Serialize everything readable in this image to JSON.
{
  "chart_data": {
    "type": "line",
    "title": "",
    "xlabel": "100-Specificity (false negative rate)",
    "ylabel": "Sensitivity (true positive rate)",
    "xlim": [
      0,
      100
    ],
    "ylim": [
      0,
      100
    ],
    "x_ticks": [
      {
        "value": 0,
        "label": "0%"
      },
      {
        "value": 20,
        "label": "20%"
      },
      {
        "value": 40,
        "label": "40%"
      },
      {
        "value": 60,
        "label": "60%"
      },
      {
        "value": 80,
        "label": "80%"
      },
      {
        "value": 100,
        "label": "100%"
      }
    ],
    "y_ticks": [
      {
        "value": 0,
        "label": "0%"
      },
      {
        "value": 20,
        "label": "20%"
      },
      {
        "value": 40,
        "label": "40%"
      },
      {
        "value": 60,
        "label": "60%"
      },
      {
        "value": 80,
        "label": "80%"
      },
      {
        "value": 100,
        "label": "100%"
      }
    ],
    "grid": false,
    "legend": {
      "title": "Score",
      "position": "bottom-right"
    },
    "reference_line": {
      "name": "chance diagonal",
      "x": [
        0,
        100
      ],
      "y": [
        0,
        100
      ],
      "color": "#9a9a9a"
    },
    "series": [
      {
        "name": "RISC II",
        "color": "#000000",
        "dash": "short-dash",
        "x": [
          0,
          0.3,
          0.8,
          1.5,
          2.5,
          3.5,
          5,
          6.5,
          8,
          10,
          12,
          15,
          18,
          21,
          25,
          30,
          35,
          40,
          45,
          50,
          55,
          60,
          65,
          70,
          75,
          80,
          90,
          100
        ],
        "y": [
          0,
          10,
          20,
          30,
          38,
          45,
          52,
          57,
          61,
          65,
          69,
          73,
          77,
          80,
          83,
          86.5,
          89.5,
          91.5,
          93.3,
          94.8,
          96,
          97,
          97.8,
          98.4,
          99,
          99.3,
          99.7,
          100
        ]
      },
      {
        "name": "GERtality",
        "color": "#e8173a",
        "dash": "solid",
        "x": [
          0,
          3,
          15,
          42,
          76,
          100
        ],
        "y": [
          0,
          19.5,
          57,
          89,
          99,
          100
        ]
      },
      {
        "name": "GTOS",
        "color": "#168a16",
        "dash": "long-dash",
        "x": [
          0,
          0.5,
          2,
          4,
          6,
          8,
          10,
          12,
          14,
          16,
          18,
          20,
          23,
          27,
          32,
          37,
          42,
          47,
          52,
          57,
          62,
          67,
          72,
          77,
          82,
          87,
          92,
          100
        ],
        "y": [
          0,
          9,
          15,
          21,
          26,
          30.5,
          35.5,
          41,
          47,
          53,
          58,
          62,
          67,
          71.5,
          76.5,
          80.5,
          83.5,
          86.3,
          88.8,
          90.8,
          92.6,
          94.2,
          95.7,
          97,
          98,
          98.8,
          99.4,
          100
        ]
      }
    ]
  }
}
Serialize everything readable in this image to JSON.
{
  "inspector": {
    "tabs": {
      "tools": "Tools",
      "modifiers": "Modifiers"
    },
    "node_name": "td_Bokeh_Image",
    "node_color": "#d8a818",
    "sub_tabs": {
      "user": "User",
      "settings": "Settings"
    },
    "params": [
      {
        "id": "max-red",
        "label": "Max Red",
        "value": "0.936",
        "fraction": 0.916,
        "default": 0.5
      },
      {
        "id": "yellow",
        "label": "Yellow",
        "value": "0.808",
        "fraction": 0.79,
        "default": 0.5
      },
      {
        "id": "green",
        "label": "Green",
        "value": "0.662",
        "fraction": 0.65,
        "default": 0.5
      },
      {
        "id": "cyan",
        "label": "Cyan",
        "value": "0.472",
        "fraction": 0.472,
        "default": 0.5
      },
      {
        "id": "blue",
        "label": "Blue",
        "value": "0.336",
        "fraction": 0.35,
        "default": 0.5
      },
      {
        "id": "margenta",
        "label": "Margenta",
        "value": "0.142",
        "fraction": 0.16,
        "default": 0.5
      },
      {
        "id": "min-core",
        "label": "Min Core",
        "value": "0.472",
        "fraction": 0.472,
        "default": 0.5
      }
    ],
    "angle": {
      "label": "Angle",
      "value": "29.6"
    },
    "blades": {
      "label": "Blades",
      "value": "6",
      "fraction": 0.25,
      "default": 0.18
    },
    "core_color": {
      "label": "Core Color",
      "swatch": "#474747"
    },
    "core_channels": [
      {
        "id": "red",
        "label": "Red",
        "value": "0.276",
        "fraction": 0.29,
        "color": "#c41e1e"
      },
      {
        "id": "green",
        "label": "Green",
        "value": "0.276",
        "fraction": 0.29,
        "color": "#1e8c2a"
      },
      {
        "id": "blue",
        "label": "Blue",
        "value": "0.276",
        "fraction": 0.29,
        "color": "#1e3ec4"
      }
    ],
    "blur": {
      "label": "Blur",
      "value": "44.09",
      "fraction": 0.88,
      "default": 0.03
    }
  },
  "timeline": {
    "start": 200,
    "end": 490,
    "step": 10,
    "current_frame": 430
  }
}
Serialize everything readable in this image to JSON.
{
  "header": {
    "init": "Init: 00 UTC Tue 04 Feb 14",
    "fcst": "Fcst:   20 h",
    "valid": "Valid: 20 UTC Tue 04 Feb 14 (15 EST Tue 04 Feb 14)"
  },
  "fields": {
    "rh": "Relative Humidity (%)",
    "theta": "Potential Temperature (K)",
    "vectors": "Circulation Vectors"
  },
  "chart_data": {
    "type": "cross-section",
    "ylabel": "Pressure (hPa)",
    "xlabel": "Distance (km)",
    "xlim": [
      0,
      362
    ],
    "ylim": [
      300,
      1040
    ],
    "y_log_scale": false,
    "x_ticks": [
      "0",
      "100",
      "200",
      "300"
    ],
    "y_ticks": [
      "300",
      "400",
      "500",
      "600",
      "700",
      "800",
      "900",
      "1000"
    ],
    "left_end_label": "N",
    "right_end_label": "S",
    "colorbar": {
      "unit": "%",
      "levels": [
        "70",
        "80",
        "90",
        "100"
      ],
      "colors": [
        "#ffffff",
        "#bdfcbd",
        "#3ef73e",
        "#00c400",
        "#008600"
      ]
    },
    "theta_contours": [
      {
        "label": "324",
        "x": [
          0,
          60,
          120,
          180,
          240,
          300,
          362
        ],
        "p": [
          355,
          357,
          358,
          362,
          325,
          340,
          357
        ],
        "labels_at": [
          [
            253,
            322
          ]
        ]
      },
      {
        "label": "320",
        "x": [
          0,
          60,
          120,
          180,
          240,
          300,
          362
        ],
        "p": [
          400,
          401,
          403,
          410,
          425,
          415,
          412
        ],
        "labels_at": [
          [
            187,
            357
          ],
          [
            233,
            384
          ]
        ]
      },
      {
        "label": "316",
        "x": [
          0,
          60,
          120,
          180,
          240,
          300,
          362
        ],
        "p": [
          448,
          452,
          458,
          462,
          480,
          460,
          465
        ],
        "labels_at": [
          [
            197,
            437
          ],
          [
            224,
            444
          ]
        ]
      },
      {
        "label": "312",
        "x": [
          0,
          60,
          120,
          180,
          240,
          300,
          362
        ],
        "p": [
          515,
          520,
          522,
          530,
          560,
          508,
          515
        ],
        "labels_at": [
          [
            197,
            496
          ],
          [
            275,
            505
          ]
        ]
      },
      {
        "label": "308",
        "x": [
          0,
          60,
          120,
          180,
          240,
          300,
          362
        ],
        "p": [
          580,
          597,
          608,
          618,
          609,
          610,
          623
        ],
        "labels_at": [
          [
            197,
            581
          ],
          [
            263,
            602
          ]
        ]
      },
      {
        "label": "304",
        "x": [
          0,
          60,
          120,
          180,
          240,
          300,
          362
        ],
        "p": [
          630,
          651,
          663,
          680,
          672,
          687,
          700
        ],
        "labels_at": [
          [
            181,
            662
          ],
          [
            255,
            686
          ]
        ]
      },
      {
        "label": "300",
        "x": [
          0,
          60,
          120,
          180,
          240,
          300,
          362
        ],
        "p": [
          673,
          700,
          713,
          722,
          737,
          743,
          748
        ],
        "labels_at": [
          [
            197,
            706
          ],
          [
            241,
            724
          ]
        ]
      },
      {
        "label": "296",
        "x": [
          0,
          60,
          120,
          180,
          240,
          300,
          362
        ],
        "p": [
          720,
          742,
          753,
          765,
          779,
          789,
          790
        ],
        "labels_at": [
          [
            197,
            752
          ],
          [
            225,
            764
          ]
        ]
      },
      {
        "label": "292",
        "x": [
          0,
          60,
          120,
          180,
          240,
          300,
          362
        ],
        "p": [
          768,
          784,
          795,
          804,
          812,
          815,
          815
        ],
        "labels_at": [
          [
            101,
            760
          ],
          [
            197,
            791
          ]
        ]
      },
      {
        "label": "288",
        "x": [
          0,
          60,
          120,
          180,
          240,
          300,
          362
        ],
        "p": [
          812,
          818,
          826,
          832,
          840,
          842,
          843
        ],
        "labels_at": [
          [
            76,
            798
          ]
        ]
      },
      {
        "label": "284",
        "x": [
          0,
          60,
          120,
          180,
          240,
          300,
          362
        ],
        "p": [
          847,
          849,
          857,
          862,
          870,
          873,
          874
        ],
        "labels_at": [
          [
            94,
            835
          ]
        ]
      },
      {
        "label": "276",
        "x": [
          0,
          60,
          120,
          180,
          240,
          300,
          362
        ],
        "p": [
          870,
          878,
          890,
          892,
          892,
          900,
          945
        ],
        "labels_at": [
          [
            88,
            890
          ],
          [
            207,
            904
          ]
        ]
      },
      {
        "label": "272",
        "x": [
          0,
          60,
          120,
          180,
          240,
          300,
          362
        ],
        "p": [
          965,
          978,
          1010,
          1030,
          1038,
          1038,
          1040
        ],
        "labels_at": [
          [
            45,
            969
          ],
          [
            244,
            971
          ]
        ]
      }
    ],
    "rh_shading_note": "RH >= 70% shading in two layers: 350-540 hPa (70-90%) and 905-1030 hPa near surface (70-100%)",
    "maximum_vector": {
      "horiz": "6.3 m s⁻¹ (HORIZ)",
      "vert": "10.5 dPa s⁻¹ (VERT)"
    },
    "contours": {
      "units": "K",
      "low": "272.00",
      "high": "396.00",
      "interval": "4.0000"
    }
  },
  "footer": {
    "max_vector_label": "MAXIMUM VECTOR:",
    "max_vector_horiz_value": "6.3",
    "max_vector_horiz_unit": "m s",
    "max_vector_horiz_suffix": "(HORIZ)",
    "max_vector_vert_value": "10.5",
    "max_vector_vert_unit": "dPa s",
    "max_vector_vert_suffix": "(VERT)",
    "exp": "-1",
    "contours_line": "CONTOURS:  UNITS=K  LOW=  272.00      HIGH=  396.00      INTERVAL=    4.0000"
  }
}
____
• **EXERCISE AIM**: Count all lines of the data that include "rate". The answer is the number alone.

• **RESPONSE BELOW**: 2